Short exercise
Lay out the lines below as a Markdown table with two columns, Row and Line, giving each line its own numbered row and skipping blank lines.

(Layout coordinate data)
■ ■ ■
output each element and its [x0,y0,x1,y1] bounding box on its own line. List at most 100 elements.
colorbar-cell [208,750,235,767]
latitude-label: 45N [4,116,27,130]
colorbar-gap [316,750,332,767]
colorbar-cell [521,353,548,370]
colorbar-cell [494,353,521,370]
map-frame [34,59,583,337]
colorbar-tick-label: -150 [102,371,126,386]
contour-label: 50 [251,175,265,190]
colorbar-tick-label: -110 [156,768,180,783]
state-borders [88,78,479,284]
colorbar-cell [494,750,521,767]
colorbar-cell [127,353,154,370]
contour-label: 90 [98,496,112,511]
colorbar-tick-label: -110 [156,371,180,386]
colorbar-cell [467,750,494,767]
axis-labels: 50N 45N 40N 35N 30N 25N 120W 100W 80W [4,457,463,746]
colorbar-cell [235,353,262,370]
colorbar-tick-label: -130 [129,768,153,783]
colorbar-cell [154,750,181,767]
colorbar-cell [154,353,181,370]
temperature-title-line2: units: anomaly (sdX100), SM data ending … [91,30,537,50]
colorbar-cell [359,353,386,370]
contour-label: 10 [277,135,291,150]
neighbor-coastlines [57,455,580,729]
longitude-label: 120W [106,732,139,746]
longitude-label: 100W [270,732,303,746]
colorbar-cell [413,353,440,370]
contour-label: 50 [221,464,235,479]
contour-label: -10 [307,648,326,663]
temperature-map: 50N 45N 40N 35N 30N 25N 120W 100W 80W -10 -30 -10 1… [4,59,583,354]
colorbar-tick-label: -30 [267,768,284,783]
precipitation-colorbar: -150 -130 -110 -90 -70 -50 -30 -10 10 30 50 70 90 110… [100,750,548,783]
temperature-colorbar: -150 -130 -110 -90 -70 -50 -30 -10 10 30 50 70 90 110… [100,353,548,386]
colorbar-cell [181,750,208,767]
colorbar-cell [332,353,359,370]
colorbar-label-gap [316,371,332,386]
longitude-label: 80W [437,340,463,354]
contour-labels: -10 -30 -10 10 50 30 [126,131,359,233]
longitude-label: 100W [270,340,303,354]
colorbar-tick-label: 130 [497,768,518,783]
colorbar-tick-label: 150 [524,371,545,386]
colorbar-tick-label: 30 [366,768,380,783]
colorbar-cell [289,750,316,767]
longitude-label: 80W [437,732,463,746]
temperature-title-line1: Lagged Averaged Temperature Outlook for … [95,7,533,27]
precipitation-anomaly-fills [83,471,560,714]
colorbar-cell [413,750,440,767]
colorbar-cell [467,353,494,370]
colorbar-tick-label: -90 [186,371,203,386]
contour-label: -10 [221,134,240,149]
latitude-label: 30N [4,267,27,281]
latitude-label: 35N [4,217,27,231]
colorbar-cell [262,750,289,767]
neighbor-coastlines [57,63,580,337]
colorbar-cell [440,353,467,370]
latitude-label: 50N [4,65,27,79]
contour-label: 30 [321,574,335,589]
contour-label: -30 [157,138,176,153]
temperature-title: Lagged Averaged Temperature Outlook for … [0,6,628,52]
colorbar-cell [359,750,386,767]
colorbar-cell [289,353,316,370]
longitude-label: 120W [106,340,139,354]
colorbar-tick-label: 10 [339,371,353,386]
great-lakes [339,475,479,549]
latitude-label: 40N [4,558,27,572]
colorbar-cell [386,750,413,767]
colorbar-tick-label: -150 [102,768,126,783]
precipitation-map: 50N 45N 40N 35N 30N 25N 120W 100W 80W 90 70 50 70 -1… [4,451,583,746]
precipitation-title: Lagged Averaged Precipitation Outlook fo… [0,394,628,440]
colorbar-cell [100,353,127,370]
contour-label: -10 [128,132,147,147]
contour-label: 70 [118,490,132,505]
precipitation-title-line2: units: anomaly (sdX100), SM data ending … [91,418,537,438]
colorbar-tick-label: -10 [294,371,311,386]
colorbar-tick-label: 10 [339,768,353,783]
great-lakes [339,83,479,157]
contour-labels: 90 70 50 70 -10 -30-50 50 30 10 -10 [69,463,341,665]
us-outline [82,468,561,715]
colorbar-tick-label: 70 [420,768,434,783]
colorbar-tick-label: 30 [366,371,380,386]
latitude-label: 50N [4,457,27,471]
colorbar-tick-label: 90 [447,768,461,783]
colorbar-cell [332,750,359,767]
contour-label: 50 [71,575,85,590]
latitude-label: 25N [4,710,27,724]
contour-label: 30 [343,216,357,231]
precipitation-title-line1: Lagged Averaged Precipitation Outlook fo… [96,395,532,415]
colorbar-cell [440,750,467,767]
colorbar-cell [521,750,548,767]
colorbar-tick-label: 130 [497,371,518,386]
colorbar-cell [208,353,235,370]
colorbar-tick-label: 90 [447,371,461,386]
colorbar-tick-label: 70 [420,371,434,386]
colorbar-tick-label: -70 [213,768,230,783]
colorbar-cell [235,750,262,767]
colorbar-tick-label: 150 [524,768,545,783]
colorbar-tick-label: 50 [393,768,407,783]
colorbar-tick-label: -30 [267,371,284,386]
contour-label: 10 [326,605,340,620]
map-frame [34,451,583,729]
■ ■ ■
The response
| Row | Line |
|---|---|
| 1 | output each element and its [x0,y0,x1,y1] bounding box on its own line. List at most 100 elements. |
| 2 | colorbar-cell [208,750,235,767] |
| 3 | latitude-label: 45N [4,116,27,130] |
| 4 | colorbar-gap [316,750,332,767] |
| 5 | colorbar-cell [521,353,548,370] |
| 6 | colorbar-cell [494,353,521,370] |
| 7 | map-frame [34,59,583,337] |
| 8 | colorbar-tick-label: -150 [102,371,126,386] |
| 9 | contour-label: 50 [251,175,265,190] |
| 10 | colorbar-tick-label: -110 [156,768,180,783] |
| 11 | state-borders [88,78,479,284] |
| 12 | colorbar-cell [494,750,521,767] |
| 13 | colorbar-cell [127,353,154,370] |
| 14 | contour-label: 90 [98,496,112,511] |
| 15 | colorbar-tick-label: -110 [156,371,180,386] |
| 16 | colorbar-cell [467,750,494,767] |
| 17 | axis-labels: 50N 45N 40N 35N 30N 25N 120W 100W 80W [4,457,463,746] |
| 18 | colorbar-cell [235,353,262,370] |
| 19 | colorbar-tick-label: -130 [129,768,153,783] |
| 20 | colorbar-cell [154,750,181,767] |
| 21 | colorbar-cell [154,353,181,370] |
| 22 | temperature-title-line2: units: anomaly (sdX100), SM data ending … [91,30,537,50] |
| 23 | colorbar-cell [359,353,386,370] |
| 24 | contour-label: 10 [277,135,291,150] |
| 25 | neighbor-coastlines [57,455,580,729] |
| 26 | longitude-label: 120W [106,732,139,746] |
| 27 | longitude-label: 100W [270,732,303,746] |
| 28 | colorbar-cell [413,353,440,370] |
| 29 | contour-label: 50 [221,464,235,479] |
| 30 | contour-label: -10 [307,648,326,663] |
| 31 | temperature-map: 50N 45N 40N 35N 30N 25N 120W 100W 80W -10 -30 -10 1… [4,59,583,354] |
| 32 | colorbar-tick-label: -30 [267,768,284,783] |
| 33 | precipitation-colorbar: -150 -130 -110 -90 -70 -50 -30 -10 10 30 50 70 90 110… [100,750,548,783] |
| 34 | temperature-colorbar: -150 -130 -110 -90 -70 -50 -30 -10 10 30 50 70 90 110… [100,353,548,386] |
| 35 | colorbar-cell [181,750,208,767] |
| 36 | colorbar-cell [332,353,359,370] |
| 37 | colorbar-label-gap [316,371,332,386] |
| 38 | longitude-label: 80W [437,340,463,354] |
| 39 | contour-labels: -10 -30 -10 10 50 30 [126,131,359,233] |
| 40 | longitude-label: 100W [270,340,303,354] |
| 41 | colorbar-tick-label: 130 [497,768,518,783] |
| 42 | colorbar-tick-label: 150 [524,371,545,386] |
| 43 | colorbar-tick-label: 30 [366,768,380,783] |
| 44 | colorbar-cell [289,750,316,767] |
| 45 | longitude-label: 80W [437,732,463,746] |
| 46 | temperature-title-line1: Lagged Averaged Temperature Outlook for … [95,7,533,27] |
| 47 | precipitation-anomaly-fills [83,471,560,714] |
| 48 | colorbar-cell [413,750,440,767] |
| 49 | colorbar-cell [467,353,494,370] |
| 50 | colorbar-tick-label: -90 [186,371,203,386] |
| 51 | contour-label: -10 [221,134,240,149] |
| 52 | latitude-label: 30N [4,267,27,281] |
| 53 | latitude-label: 35N [4,217,27,231] |
| 54 | colorbar-cell [262,750,289,767] |
| 55 | neighbor-coastlines [57,63,580,337] |
| 56 | colorbar-cell [440,353,467,370] |
| 57 | latitude-label: 50N [4,65,27,79] |
| 58 | contour-label: 30 [321,574,335,589] |
| 59 | contour-label: -30 [157,138,176,153] |
| 60 | temperature-title: Lagged Averaged Temperature Outlook for … [0,6,628,52] |
| 61 | colorbar-cell [359,750,386,767] |
| 62 | colorbar-cell [289,353,316,370] |
| 63 | longitude-label: 120W [106,340,139,354] |
| 64 | colorbar-tick-label: 10 [339,371,353,386] |
| 65 | great-lakes [339,475,479,549] |
| 66 | latitude-label: 40N [4,558,27,572] |
| 67 | colorbar-cell [386,750,413,767] |
| 68 | colorbar-tick-label: -150 [102,768,126,783] |
| 69 | precipitation-map: 50N 45N 40N 35N 30N 25N 120W 100W 80W 90 70 50 70 -1… [4,451,583,746] |
| 70 | precipitation-title: Lagged Averaged Precipitation Outlook fo… [0,394,628,440] |
| 71 | colorbar-cell [100,353,127,370] |
| 72 | contour-label: -10 [128,132,147,147] |
| 73 | contour-label: 70 [118,490,132,505] |
| 74 | precipitation-title-line2: units: anomaly (sdX100), SM data ending … [91,418,537,438] |
| 75 | colorbar-tick-label: -10 [294,371,311,386] |
| 76 | colorbar-tick-label: 10 [339,768,353,783] |
| 77 | great-lakes [339,83,479,157] |
| 78 | contour-labels: 90 70 50 70 -10 -30-50 50 30 10 -10 [69,463,341,665] |
| 79 | us-outline [82,468,561,715] |
| 80 | colorbar-tick-label: 70 [420,768,434,783] |
| 81 | colorbar-tick-label: 30 [366,371,380,386] |
| 82 | latitude-label: 50N [4,457,27,471] |
| 83 | colorbar-tick-label: 90 [447,768,461,783] |
| 84 | colorbar-cell [332,750,359,767] |
| 85 | contour-label: 50 [71,575,85,590] |
| 86 | latitude-label: 25N [4,710,27,724] |
| 87 | contour-label: 30 [343,216,357,231] |
| 88 | precipitation-title-line1: Lagged Averaged Precipitation Outlook fo… [96,395,532,415] |
| 89 | colorbar-cell [440,750,467,767] |
| 90 | colorbar-cell [521,750,548,767] |
| 91 | colorbar-tick-label: 130 [497,371,518,386] |
| 92 | colorbar-cell [208,353,235,370] |
| 93 | colorbar-tick-label: 90 [447,371,461,386] |
| 94 | colorbar-tick-label: 70 [420,371,434,386] |
| 95 | colorbar-tick-label: -70 [213,768,230,783] |
| 96 | colorbar-cell [235,750,262,767] |
| 97 | colorbar-tick-label: 150 [524,768,545,783] |
| 98 | colorbar-tick-label: 50 [393,768,407,783] |
| 99 | colorbar-tick-label: -30 [267,371,284,386] |
| 100 | contour-label: 10 [326,605,340,620] |
| 101 | map-frame [34,451,583,729] |